[Begin]
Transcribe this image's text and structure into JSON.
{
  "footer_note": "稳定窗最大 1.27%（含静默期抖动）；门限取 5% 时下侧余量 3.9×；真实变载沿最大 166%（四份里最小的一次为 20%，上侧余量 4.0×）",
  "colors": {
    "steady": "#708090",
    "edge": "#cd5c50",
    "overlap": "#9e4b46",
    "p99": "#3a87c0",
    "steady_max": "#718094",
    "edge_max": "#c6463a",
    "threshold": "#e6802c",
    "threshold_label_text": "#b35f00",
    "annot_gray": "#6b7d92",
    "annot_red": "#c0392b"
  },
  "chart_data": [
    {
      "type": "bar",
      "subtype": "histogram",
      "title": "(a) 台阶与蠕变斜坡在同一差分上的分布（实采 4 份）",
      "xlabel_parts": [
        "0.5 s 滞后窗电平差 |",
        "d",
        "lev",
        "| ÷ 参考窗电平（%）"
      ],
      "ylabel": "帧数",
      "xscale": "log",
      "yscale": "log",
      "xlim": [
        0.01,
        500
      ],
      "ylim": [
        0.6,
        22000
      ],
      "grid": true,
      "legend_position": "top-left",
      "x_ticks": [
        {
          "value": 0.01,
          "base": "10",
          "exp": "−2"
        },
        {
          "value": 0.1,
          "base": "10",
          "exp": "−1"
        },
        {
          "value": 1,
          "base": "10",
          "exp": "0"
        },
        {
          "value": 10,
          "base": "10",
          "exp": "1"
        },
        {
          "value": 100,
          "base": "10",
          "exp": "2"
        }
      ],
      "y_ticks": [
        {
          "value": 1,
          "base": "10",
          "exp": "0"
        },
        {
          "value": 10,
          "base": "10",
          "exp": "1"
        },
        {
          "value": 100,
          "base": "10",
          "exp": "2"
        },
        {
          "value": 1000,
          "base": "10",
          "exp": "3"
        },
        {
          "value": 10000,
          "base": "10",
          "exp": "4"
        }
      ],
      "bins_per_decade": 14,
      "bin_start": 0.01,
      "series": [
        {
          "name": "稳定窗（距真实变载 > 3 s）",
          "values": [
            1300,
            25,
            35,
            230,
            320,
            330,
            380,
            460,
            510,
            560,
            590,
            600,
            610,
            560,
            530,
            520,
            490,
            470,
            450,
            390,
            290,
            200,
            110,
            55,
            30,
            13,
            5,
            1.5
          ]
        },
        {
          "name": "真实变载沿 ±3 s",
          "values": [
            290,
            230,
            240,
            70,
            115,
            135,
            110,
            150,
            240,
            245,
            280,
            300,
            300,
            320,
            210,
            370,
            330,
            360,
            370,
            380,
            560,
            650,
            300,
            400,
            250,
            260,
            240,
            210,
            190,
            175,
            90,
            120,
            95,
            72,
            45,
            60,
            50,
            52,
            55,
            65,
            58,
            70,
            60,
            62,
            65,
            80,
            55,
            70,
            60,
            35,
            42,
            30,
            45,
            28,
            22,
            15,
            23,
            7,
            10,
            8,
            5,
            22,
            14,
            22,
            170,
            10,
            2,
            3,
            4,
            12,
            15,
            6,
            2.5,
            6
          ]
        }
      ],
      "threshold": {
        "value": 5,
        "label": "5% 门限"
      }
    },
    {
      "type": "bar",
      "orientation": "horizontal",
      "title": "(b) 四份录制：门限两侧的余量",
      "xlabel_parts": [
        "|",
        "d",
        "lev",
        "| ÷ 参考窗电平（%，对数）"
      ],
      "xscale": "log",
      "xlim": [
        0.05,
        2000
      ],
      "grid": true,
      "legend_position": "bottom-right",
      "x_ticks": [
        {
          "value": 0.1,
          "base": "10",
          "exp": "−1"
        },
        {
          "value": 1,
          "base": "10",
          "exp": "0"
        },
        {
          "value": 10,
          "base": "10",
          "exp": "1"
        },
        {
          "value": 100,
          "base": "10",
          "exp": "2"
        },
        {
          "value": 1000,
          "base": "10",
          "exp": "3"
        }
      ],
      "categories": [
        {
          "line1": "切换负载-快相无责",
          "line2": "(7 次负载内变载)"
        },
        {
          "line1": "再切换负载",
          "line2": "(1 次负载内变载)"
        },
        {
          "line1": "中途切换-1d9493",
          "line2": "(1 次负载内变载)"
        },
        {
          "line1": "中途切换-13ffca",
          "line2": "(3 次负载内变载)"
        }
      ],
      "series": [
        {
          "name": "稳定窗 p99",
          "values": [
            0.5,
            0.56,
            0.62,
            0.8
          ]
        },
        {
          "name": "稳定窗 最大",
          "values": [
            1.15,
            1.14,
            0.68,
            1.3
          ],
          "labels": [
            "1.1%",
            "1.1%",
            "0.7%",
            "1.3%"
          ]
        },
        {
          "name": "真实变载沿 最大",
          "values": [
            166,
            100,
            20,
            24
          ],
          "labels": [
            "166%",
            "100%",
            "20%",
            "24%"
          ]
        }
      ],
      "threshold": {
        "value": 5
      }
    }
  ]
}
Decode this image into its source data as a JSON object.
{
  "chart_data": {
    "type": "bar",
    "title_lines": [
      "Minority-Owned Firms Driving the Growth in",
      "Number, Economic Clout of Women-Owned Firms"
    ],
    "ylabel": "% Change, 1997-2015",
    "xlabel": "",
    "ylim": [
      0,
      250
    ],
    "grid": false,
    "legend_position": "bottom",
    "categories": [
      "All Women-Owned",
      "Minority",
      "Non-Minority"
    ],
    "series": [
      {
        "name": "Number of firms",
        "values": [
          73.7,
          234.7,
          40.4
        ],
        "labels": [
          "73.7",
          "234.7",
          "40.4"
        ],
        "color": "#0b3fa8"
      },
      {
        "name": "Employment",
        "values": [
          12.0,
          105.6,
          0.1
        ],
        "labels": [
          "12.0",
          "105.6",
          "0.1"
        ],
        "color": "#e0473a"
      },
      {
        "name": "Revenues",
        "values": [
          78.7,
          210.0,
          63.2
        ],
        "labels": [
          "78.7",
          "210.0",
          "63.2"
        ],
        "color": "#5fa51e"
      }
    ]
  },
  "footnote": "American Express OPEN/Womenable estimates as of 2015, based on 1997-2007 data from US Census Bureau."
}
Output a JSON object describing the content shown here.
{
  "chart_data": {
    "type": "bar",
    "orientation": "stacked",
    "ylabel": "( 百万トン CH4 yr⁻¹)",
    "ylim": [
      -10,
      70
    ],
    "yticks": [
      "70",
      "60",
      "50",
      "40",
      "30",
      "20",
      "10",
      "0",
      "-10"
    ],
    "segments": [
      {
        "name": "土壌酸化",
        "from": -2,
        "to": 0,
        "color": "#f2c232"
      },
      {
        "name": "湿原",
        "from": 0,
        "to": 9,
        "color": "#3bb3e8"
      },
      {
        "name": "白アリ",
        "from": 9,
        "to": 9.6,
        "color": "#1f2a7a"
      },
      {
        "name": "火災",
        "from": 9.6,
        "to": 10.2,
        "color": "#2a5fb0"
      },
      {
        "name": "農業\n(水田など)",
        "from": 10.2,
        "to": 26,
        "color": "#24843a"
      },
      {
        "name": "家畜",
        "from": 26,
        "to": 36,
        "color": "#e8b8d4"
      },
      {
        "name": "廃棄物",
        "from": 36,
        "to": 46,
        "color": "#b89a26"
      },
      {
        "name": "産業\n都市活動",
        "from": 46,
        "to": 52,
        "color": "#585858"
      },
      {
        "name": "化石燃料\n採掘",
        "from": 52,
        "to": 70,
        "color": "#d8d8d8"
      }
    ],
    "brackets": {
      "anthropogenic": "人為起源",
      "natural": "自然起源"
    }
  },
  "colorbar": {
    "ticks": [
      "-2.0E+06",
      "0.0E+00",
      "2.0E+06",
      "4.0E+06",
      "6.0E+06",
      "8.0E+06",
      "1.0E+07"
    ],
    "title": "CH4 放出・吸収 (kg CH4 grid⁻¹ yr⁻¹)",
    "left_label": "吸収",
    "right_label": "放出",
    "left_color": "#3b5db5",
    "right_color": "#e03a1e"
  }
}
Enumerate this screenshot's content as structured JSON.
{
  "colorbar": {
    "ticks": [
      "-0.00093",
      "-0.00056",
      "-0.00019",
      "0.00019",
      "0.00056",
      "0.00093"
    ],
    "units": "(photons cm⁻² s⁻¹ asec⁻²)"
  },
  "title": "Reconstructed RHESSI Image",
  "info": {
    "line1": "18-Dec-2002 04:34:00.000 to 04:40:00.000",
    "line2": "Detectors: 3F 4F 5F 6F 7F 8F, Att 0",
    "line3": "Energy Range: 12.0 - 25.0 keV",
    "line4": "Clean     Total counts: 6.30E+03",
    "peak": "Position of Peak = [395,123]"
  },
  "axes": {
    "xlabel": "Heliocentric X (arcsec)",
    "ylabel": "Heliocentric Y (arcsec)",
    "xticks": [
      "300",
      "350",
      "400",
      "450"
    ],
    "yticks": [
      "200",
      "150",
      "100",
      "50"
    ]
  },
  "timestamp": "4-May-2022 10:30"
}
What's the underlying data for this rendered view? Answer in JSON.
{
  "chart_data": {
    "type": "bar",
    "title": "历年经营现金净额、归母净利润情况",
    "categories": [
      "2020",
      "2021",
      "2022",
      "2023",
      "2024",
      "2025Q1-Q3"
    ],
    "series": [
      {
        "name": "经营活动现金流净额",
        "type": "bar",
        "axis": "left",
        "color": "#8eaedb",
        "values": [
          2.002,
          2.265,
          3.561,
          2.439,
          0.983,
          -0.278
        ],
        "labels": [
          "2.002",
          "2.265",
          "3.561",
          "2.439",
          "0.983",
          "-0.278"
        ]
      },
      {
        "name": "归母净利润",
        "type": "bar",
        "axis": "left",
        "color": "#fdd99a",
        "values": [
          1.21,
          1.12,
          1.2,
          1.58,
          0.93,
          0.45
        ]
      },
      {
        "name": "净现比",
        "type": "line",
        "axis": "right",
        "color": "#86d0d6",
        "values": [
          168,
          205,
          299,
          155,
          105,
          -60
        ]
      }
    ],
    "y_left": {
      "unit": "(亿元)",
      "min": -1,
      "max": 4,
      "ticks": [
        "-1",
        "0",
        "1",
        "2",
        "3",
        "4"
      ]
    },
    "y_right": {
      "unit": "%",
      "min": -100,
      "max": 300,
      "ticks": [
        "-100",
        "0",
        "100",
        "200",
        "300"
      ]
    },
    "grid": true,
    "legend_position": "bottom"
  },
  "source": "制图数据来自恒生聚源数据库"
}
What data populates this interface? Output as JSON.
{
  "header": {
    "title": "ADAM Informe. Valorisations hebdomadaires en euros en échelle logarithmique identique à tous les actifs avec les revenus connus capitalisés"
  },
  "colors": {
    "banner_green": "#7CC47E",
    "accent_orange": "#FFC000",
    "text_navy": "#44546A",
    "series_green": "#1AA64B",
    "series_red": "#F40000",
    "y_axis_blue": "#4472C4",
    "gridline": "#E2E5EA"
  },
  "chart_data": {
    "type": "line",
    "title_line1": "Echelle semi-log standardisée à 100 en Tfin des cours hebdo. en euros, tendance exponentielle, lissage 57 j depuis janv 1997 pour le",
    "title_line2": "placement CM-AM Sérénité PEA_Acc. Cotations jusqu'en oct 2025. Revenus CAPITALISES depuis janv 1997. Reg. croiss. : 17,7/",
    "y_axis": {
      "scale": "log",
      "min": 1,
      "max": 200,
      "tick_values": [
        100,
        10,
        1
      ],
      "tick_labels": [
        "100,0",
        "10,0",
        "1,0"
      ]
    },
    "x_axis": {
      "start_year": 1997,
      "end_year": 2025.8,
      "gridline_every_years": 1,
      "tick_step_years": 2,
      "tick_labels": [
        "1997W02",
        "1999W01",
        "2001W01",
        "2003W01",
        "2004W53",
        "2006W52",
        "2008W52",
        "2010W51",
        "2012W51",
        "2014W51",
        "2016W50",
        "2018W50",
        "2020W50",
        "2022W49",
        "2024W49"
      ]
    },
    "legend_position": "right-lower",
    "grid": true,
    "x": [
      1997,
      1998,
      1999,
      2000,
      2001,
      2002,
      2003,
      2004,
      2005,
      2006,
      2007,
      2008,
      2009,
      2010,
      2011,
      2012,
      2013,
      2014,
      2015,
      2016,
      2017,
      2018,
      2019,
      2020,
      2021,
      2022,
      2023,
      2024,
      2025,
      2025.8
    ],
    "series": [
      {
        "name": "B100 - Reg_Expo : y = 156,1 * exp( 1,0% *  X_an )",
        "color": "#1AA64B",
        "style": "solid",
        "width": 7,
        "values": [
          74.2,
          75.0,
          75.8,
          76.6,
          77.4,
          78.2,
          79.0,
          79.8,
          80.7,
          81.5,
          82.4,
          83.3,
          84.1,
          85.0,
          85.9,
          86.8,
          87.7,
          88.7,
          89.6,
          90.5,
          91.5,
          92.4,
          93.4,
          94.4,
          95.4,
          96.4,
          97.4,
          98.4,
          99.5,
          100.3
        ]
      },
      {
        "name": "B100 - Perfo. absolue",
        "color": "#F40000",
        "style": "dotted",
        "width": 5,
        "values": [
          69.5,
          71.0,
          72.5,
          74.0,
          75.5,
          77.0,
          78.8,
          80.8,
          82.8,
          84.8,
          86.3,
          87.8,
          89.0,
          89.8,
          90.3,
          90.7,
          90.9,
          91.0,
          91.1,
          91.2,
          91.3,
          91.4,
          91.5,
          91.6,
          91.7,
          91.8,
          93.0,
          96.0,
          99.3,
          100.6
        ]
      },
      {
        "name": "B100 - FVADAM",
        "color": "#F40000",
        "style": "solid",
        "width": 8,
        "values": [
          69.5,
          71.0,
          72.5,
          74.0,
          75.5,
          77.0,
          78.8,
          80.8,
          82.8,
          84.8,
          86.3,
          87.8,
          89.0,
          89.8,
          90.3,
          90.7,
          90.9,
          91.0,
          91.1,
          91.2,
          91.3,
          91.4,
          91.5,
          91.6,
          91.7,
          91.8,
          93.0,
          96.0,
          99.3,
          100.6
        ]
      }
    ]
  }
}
[End]
● **Brief**
Among the lines of the data, identify those with the word "arcsec". Copy each of them.

● **Output of the exercise**
    "xlabel": "Heliocentric X (arcsec)",
    "ylabel": "Heliocentric Y (arcsec)",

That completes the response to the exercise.